Esercizio scritto
Riscrivi le righe dell'elenco a partire da quella che contiene "UI element localization: list" e fino a quella che contiene "plate-inner-opening: [153, 129, 253, 380]", sostituendo "plate-outline" con "plate-border" e lasciando tutto il resto invariato.

Record delle regioni di layout
+ + +

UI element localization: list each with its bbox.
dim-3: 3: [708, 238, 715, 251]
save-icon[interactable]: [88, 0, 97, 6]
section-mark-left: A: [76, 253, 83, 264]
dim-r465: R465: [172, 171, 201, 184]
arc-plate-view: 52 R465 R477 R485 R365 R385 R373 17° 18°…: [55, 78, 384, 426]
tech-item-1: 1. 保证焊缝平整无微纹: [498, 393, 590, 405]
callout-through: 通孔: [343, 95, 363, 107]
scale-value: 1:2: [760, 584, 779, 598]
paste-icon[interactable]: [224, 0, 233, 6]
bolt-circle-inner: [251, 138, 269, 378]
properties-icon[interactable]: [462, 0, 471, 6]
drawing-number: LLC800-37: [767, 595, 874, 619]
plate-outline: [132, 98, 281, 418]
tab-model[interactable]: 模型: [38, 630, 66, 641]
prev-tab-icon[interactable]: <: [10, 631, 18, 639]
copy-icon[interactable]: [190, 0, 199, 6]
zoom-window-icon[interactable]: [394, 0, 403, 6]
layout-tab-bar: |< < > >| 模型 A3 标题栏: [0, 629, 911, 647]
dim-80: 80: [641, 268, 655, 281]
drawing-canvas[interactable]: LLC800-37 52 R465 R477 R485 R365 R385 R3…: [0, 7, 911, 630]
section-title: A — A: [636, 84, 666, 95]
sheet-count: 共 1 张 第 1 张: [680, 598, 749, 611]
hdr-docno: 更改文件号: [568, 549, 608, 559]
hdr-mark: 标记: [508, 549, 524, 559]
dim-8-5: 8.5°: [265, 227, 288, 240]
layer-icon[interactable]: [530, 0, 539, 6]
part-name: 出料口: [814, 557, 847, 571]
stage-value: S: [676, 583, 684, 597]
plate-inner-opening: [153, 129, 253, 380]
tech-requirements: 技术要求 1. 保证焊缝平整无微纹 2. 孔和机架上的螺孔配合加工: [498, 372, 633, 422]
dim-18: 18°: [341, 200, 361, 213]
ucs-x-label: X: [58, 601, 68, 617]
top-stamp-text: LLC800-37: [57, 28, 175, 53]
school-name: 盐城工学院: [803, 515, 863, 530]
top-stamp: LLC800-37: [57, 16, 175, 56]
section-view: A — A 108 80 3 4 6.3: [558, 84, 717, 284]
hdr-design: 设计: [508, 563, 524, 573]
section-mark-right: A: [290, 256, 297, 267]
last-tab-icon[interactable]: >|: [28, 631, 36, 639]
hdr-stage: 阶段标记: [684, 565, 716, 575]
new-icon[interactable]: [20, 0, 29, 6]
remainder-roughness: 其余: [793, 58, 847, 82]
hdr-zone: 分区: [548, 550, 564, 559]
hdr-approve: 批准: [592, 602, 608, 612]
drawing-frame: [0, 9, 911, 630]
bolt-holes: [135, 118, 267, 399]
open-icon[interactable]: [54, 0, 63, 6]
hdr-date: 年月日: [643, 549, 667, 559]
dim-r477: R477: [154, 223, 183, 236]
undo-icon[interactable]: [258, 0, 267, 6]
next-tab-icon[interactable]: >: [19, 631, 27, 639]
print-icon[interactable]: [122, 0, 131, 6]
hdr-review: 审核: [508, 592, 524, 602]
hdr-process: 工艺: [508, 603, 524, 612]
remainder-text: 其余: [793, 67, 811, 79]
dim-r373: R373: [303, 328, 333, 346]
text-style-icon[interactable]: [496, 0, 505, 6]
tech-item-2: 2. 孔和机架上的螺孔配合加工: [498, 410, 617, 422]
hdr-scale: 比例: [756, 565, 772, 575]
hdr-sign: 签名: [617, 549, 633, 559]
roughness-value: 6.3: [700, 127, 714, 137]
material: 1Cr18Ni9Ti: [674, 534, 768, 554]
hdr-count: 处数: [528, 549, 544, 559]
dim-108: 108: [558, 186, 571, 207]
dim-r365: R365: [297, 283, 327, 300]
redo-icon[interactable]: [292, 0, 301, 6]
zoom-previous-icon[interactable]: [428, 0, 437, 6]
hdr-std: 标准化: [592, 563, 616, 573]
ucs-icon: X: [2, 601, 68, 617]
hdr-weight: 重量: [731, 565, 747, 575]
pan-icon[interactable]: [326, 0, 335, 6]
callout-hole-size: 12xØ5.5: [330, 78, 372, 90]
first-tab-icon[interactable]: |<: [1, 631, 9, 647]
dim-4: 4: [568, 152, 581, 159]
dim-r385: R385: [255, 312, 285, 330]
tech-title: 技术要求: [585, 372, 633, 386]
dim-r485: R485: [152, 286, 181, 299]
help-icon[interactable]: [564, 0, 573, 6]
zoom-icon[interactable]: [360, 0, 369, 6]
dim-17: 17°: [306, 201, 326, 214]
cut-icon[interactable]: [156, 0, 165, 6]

+ + +

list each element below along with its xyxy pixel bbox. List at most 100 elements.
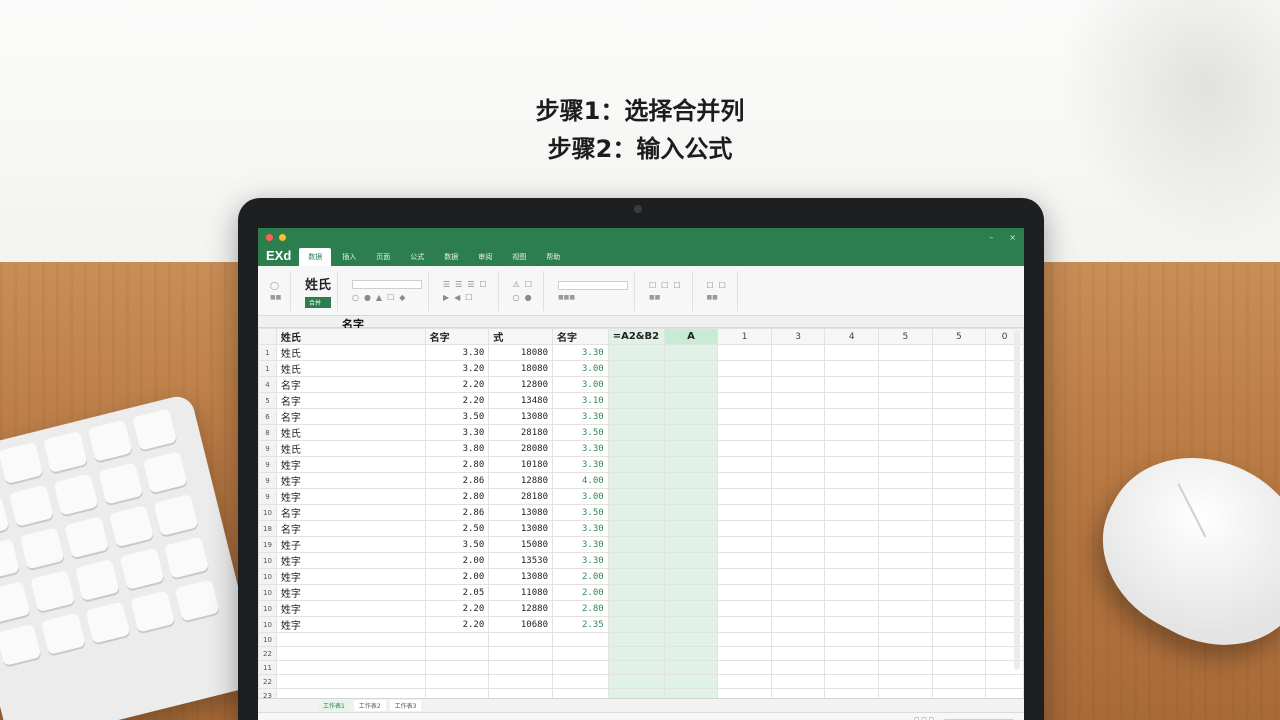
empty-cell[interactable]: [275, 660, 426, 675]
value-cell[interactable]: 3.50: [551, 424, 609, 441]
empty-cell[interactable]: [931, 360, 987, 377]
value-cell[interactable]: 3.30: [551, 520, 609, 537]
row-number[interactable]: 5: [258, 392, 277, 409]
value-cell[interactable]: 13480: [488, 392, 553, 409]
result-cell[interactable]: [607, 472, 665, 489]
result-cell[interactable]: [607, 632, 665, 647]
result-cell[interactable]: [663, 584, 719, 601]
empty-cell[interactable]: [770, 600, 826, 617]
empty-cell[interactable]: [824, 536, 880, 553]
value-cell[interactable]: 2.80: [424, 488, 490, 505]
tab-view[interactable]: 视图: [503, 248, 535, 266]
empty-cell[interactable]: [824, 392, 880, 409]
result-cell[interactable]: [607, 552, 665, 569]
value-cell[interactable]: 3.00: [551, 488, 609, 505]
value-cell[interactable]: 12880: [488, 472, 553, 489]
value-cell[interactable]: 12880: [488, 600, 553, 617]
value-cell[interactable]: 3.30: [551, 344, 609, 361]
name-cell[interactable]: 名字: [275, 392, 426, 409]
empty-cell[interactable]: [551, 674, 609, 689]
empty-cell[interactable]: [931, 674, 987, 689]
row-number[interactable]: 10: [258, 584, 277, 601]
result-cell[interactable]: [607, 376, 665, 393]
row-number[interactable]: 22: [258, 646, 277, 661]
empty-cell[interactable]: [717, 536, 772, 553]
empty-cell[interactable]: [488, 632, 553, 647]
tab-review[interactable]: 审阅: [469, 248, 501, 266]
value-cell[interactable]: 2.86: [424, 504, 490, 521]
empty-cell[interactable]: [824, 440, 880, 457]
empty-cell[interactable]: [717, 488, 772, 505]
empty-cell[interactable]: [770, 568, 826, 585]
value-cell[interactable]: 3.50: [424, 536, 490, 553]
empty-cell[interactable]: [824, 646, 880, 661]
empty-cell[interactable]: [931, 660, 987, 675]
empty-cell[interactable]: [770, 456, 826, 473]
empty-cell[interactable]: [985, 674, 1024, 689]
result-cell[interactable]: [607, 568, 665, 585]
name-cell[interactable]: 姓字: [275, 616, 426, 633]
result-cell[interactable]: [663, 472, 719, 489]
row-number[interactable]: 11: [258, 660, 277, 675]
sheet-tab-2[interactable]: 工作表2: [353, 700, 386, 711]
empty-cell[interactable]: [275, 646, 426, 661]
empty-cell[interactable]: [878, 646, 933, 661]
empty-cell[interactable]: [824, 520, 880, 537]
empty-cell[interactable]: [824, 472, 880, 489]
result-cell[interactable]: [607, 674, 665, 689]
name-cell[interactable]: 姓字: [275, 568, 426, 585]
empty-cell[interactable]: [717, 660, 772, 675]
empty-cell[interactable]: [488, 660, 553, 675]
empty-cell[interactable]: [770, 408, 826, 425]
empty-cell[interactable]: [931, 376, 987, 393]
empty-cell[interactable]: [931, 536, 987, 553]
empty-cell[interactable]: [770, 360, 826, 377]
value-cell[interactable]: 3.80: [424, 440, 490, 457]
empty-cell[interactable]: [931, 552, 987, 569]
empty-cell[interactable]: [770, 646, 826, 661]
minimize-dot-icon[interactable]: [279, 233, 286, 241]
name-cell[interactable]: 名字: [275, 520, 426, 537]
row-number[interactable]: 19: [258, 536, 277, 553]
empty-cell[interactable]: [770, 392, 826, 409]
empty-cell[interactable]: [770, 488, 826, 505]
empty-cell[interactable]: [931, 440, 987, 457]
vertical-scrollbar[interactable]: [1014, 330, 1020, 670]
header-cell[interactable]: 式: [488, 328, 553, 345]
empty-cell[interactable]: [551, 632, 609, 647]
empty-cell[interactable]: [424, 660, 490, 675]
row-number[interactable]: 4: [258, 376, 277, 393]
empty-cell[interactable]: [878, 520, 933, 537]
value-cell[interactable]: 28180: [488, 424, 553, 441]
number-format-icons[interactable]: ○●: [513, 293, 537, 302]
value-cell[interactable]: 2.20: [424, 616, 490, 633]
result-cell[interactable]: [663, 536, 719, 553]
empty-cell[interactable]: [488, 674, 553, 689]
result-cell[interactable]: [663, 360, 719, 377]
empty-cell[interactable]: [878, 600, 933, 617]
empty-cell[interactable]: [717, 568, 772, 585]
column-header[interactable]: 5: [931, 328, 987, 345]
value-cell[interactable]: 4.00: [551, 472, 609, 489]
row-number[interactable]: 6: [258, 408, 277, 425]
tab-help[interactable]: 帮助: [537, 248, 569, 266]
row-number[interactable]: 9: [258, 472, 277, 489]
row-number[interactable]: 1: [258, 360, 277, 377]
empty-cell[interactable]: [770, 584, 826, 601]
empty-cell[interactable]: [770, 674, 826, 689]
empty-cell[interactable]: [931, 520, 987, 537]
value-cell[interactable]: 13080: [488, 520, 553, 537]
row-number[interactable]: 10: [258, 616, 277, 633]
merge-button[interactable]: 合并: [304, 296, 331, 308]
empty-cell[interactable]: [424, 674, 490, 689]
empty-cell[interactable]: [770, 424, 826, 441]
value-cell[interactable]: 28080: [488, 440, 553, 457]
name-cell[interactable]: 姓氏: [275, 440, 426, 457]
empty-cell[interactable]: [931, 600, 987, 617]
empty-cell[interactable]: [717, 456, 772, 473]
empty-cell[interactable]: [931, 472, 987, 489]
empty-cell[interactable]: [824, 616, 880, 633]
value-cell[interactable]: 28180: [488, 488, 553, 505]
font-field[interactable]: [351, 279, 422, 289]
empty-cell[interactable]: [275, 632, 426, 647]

+ + +

Soluzione del problema
UI element localization: list each with its bbox.
dim-3: 3: [708, 238, 715, 251]
save-icon[interactable]: [88, 0, 97, 6]
section-mark-left: A: [76, 253, 83, 264]
dim-r465: R465: [172, 171, 201, 184]
arc-plate-view: 52 R465 R477 R485 R365 R385 R373 17° 18°…: [55, 78, 384, 426]
tech-item-1: 1. 保证焊缝平整无微纹: [498, 393, 590, 405]
callout-through: 通孔: [343, 95, 363, 107]
scale-value: 1:2: [760, 584, 779, 598]
paste-icon[interactable]: [224, 0, 233, 6]
bolt-circle-inner: [251, 138, 269, 378]
properties-icon[interactable]: [462, 0, 471, 6]
drawing-number: LLC800-37: [767, 595, 874, 619]
plate-border: [132, 98, 281, 418]
tab-model[interactable]: 模型: [38, 630, 66, 641]
prev-tab-icon[interactable]: <: [10, 631, 18, 639]
copy-icon[interactable]: [190, 0, 199, 6]
zoom-window-icon[interactable]: [394, 0, 403, 6]
layout-tab-bar: |< < > >| 模型 A3 标题栏: [0, 629, 911, 647]
dim-80: 80: [641, 268, 655, 281]
drawing-canvas[interactable]: LLC800-37 52 R465 R477 R485 R365 R385 R3…: [0, 7, 911, 630]
section-title: A — A: [636, 84, 666, 95]
sheet-count: 共 1 张 第 1 张: [680, 598, 749, 611]
hdr-docno: 更改文件号: [568, 549, 608, 559]
hdr-mark: 标记: [508, 549, 524, 559]
dim-8-5: 8.5°: [265, 227, 288, 240]
layer-icon[interactable]: [530, 0, 539, 6]
part-name: 出料口: [814, 557, 847, 571]
stage-value: S: [676, 583, 684, 597]
plate-inner-opening: [153, 129, 253, 380]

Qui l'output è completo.